- **Input data**:

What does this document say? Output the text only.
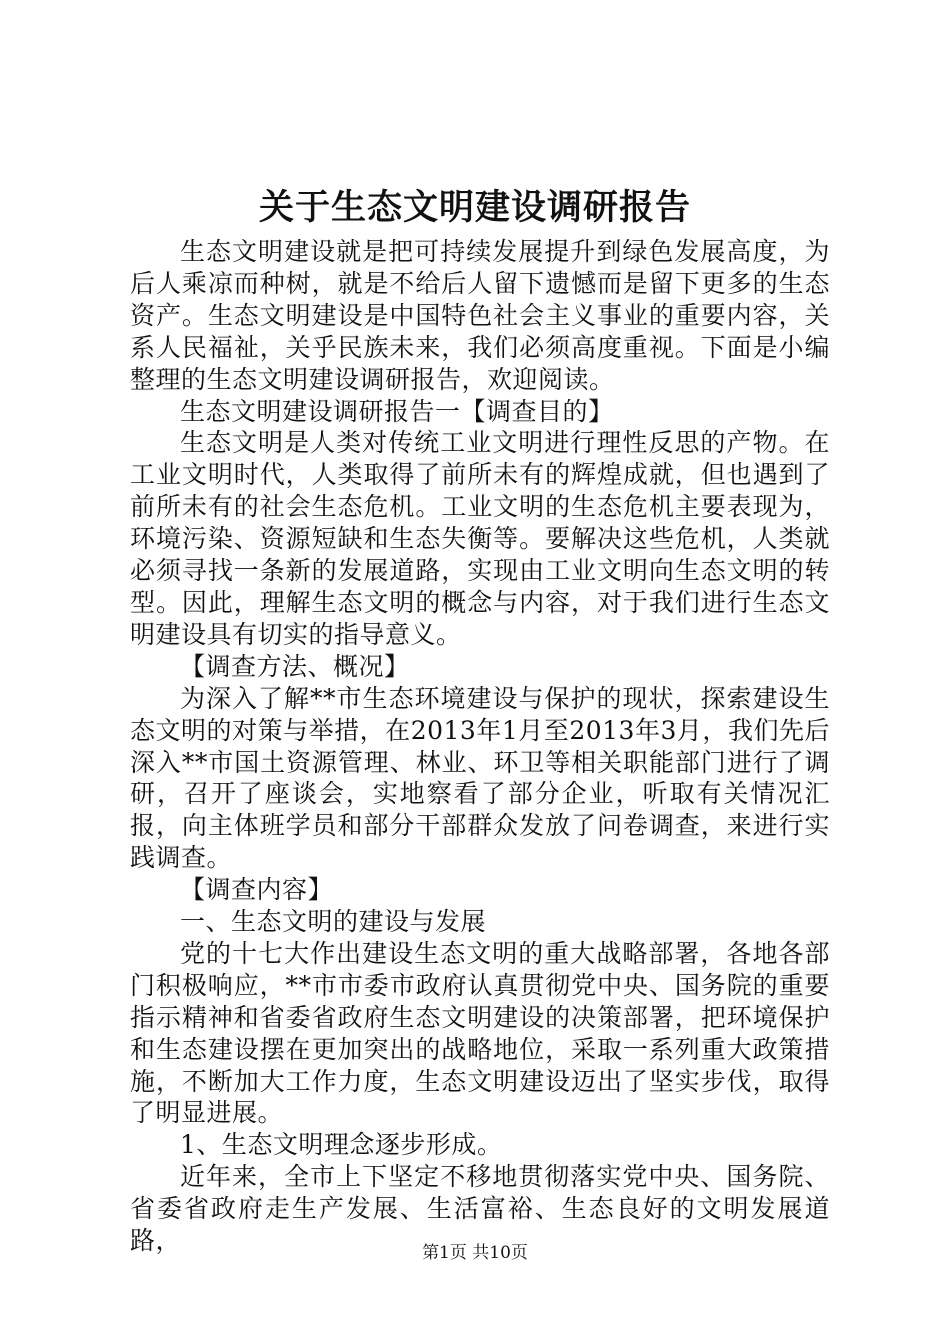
关于生态文明建设调研报告

生态文明建设就是把可持续发展提升到绿色发展高度，为后人乘凉而种树，就是不给后人留下遗憾而是留下更多的生态资产。生态文明建设是中国特色社会主义事业的重要内容，关系人民福祉，关乎民族未来，我们必须高度重视。下面是小编整理的生态文明建设调研报告，欢迎阅读。

生态文明建设调研报告一【调查目的】

生态文明是人类对传统工业文明进行理性反思的产物。在工业文明时代，人类取得了前所未有的辉煌成就，但也遇到了前所未有的社会生态危机。工业文明的生态危机主要表现为，环境污染、资源短缺和生态失衡等。要解决这些危机，人类就必须寻找一条新的发展道路，实现由工业文明向生态文明的转型。因此，理解生态文明的概念与内容，对于我们进行生态文明建设具有切实的指导意义。

【调查方法、概况】

为深入了解**市生态环境建设与保护的现状，探索建设生态文明的对策与举措，在2013年1月至2013年3月，我们先后深入**市国土资源管理、林业、环卫等相关职能部门进行了调研，召开了座谈会，实地察看了部分企业，听取有关情况汇报，向主体班学员和部分干部群众发放了问卷调查，来进行实践调查。

【调查内容】

一、生态文明的建设与发展

党的十七大作出建设生态文明的重大战略部署，各地各部门积极响应，**市市委市政府认真贯彻党中央、国务院的重要指示精神和省委省政府生态文明建设的决策部署，把环境保护和生态建设摆在更加突出的战略地位，采取一系列重大政策措施，不断加大工作力度，生态文明建设迈出了坚实步伐，取得了明显进展。

1、生态文明理念逐步形成。

近年来，全市上下坚定不移地贯彻落实党中央、国务院、省委省政府走生产发展、生活富裕、生态良好的文明发展道路，	第1页 共10页
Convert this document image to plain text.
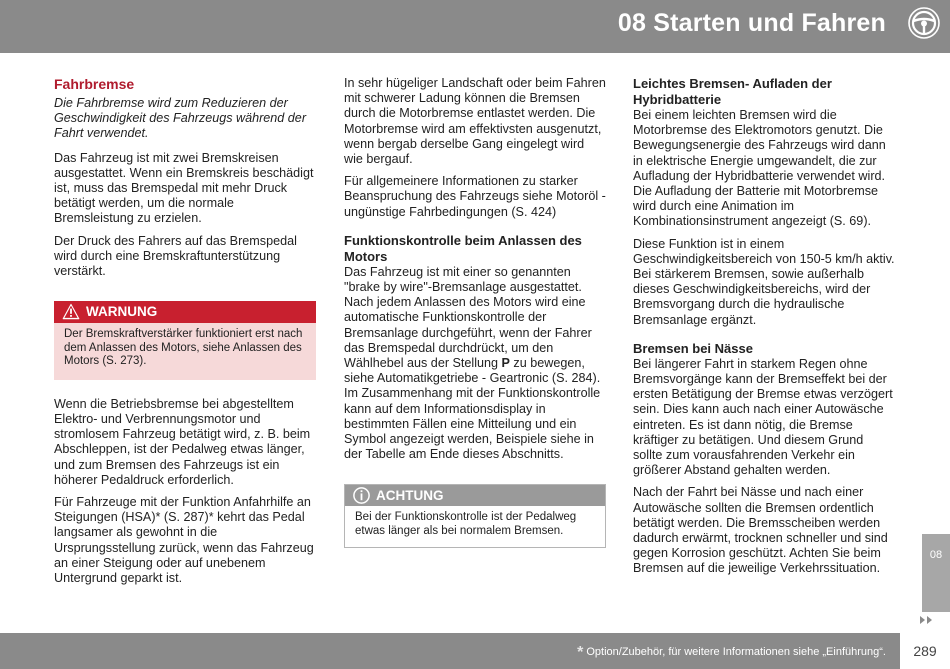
08 Starten und Fahren
Fahrbremse

Die Fahrbremse wird zum Reduzieren der Geschwindigkeit des Fahrzeugs während der Fahrt verwendet.

Das Fahrzeug ist mit zwei Bremskreisen ausgestattet. Wenn ein Bremskreis beschädigt ist, muss das Bremspedal mit mehr Druck betätigt werden, um die normale Bremsleistung zu erzielen.

Der Druck des Fahrers auf das Bremspedal wird durch eine Bremskraftunterstützung verstärkt.

WARNUNG
Der Bremskraftverstärker funktioniert erst nach dem Anlassen des Motors, siehe Anlassen des Motors (S. 273).

Wenn die Betriebsbremse bei abgestelltem Elektro- und Verbrennungsmotor und stromlosem Fahrzeug betätigt wird, z. B. beim Abschleppen, ist der Pedalweg etwas länger, und zum Bremsen des Fahrzeugs ist ein höherer Pedaldruck erforderlich.

Für Fahrzeuge mit der Funktion Anfahrhilfe an Steigungen (HSA)* (S. 287)* kehrt das Pedal langsamer als gewohnt in die Ursprungsstellung zurück, wenn das Fahrzeug an einer Steigung oder auf unebenem Untergrund geparkt ist.

In sehr hügeliger Landschaft oder beim Fahren mit schwerer Ladung können die Bremsen durch die Motorbremse entlastet werden. Die Motorbremse wird am effektivsten ausgenutzt, wenn bergab derselbe Gang eingelegt wird wie bergauf.

Für allgemeinere Informationen zu starker Beanspruchung des Fahrzeugs siehe Motoröl - ungünstige Fahrbedingungen (S. 424)

Funktionskontrolle beim Anlassen des Motors

Das Fahrzeug ist mit einer so genannten "brake by wire"-Bremsanlage ausgestattet. Nach jedem Anlassen des Motors wird eine automatische Funktionskontrolle der Bremsanlage durchgeführt, wenn der Fahrer das Bremspedal durchdrückt, um den Wählhebel aus der Stellung P zu bewegen, siehe Automatikgetriebe - Geartronic (S. 284). Im Zusammenhang mit der Funktionskontrolle kann auf dem Informationsdisplay in bestimmten Fällen eine Mitteilung und ein Symbol angezeigt werden, Beispiele siehe in der Tabelle am Ende dieses Abschnitts.

ACHTUNG
Bei der Funktionskontrolle ist der Pedalweg etwas länger als bei normalem Bremsen.
Leichtes Bremsen- Aufladen der Hybridbatterie

Bei einem leichten Bremsen wird die Motorbremse des Elektromotors genutzt. Die Bewegungsenergie des Fahrzeugs wird dann in elektrische Energie umgewandelt, die zur Aufladung der Hybridbatterie verwendet wird. Die Aufladung der Batterie mit Motorbremse wird durch eine Animation im Kombinationsinstrument angezeigt (S. 69).

Diese Funktion ist in einem Geschwindigkeitsbereich von 150-5 km/h aktiv. Bei stärkerem Bremsen, sowie außerhalb dieses Geschwindigkeitsbereichs, wird der Bremsvorgang durch die hydraulische Bremsanlage ergänzt.

Bremsen bei Nässe

Bei längerer Fahrt in starkem Regen ohne Bremsvorgänge kann der Bremseffekt bei der ersten Betätigung der Bremse etwas verzögert sein. Dies kann auch nach einer Autowäsche eintreten. Es ist dann nötig, die Bremse kräftiger zu betätigen. Und diesem Grund sollte zum vorausfahrenden Verkehr ein größerer Abstand gehalten werden.

Nach der Fahrt bei Nässe und nach einer Autowäsche sollten die Bremsen ordentlich betätigt werden. Die Bremsscheiben werden dadurch erwärmt, trocknen schneller und sind gegen Korrosion geschützt. Achten Sie beim Bremsen auf die jeweilige Verkehrssituation.

08
* Option/Zubehör, für weitere Informationen siehe „Einführung“.	289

- **What this task involves**: Transcribe the material as is, with images omitted.

- **Completed task**:
What does this document say? Output the text only.
关于生态文明建设调研报告

生态文明建设就是把可持续发展提升到绿色发展高度，为后人乘凉而种树，就是不给后人留下遗憾而是留下更多的生态资产。生态文明建设是中国特色社会主义事业的重要内容，关系人民福祉，关乎民族未来，我们必须高度重视。下面是小编整理的生态文明建设调研报告，欢迎阅读。

生态文明建设调研报告一【调查目的】

生态文明是人类对传统工业文明进行理性反思的产物。在工业文明时代，人类取得了前所未有的辉煌成就，但也遇到了前所未有的社会生态危机。工业文明的生态危机主要表现为，环境污染、资源短缺和生态失衡等。要解决这些危机，人类就必须寻找一条新的发展道路，实现由工业文明向生态文明的转型。因此，理解生态文明的概念与内容，对于我们进行生态文明建设具有切实的指导意义。

【调查方法、概况】

为深入了解**市生态环境建设与保护的现状，探索建设生态文明的对策与举措，在2013年1月至2013年3月，我们先后深入**市国土资源管理、林业、环卫等相关职能部门进行了调研，召开了座谈会，实地察看了部分企业，听取有关情况汇报，向主体班学员和部分干部群众发放了问卷调查，来进行实践调查。

【调查内容】

一、生态文明的建设与发展

党的十七大作出建设生态文明的重大战略部署，各地各部门积极响应，**市市委市政府认真贯彻党中央、国务院的重要指示精神和省委省政府生态文明建设的决策部署，把环境保护和生态建设摆在更加突出的战略地位，采取一系列重大政策措施，不断加大工作力度，生态文明建设迈出了坚实步伐，取得了明显进展。

1、生态文明理念逐步形成。

近年来，全市上下坚定不移地贯彻落实党中央、国务院、省委省政府走生产发展、生活富裕、生态良好的文明发展道路，	第1页 共10页
Convert this document image to plain text.
08 Starten und Fahren
Fahrbremse

Die Fahrbremse wird zum Reduzieren der Geschwindigkeit des Fahrzeugs während der Fahrt verwendet.

Das Fahrzeug ist mit zwei Bremskreisen ausgestattet. Wenn ein Bremskreis beschädigt ist, muss das Bremspedal mit mehr Druck betätigt werden, um die normale Bremsleistung zu erzielen.

Der Druck des Fahrers auf das Bremspedal wird durch eine Bremskraftunterstützung verstärkt.

WARNUNG
Der Bremskraftverstärker funktioniert erst nach dem Anlassen des Motors, siehe Anlassen des Motors (S. 273).

Wenn die Betriebsbremse bei abgestelltem Elektro- und Verbrennungsmotor und stromlosem Fahrzeug betätigt wird, z. B. beim Abschleppen, ist der Pedalweg etwas länger, und zum Bremsen des Fahrzeugs ist ein höherer Pedaldruck erforderlich.

Für Fahrzeuge mit der Funktion Anfahrhilfe an Steigungen (HSA)* (S. 287)* kehrt das Pedal langsamer als gewohnt in die Ursprungsstellung zurück, wenn das Fahrzeug an einer Steigung oder auf unebenem Untergrund geparkt ist.

In sehr hügeliger Landschaft oder beim Fahren mit schwerer Ladung können die Bremsen durch die Motorbremse entlastet werden. Die Motorbremse wird am effektivsten ausgenutzt, wenn bergab derselbe Gang eingelegt wird wie bergauf.

Für allgemeinere Informationen zu starker Beanspruchung des Fahrzeugs siehe Motoröl - ungünstige Fahrbedingungen (S. 424)

Funktionskontrolle beim Anlassen des Motors

Das Fahrzeug ist mit einer so genannten "brake by wire"-Bremsanlage ausgestattet. Nach jedem Anlassen des Motors wird eine automatische Funktionskontrolle der Bremsanlage durchgeführt, wenn der Fahrer das Bremspedal durchdrückt, um den Wählhebel aus der Stellung P zu bewegen, siehe Automatikgetriebe - Geartronic (S. 284). Im Zusammenhang mit der Funktionskontrolle kann auf dem Informationsdisplay in bestimmten Fällen eine Mitteilung und ein Symbol angezeigt werden, Beispiele siehe in der Tabelle am Ende dieses Abschnitts.

ACHTUNG
Bei der Funktionskontrolle ist der Pedalweg etwas länger als bei normalem Bremsen.
Leichtes Bremsen- Aufladen der Hybridbatterie

Bei einem leichten Bremsen wird die Motorbremse des Elektromotors genutzt. Die Bewegungsenergie des Fahrzeugs wird dann in elektrische Energie umgewandelt, die zur Aufladung der Hybridbatterie verwendet wird. Die Aufladung der Batterie mit Motorbremse wird durch eine Animation im Kombinationsinstrument angezeigt (S. 69).

Diese Funktion ist in einem Geschwindigkeitsbereich von 150-5 km/h aktiv. Bei stärkerem Bremsen, sowie außerhalb dieses Geschwindigkeitsbereichs, wird der Bremsvorgang durch die hydraulische Bremsanlage ergänzt.

Bremsen bei Nässe

Bei längerer Fahrt in starkem Regen ohne Bremsvorgänge kann der Bremseffekt bei der ersten Betätigung der Bremse etwas verzögert sein. Dies kann auch nach einer Autowäsche eintreten. Es ist dann nötig, die Bremse kräftiger zu betätigen. Und diesem Grund sollte zum vorausfahrenden Verkehr ein größerer Abstand gehalten werden.

Nach der Fahrt bei Nässe und nach einer Autowäsche sollten die Bremsen ordentlich betätigt werden. Die Bremsscheiben werden dadurch erwärmt, trocknen schneller und sind gegen Korrosion geschützt. Achten Sie beim Bremsen auf die jeweilige Verkehrssituation.

08
* Option/Zubehör, für weitere Informationen siehe „Einführung“.	289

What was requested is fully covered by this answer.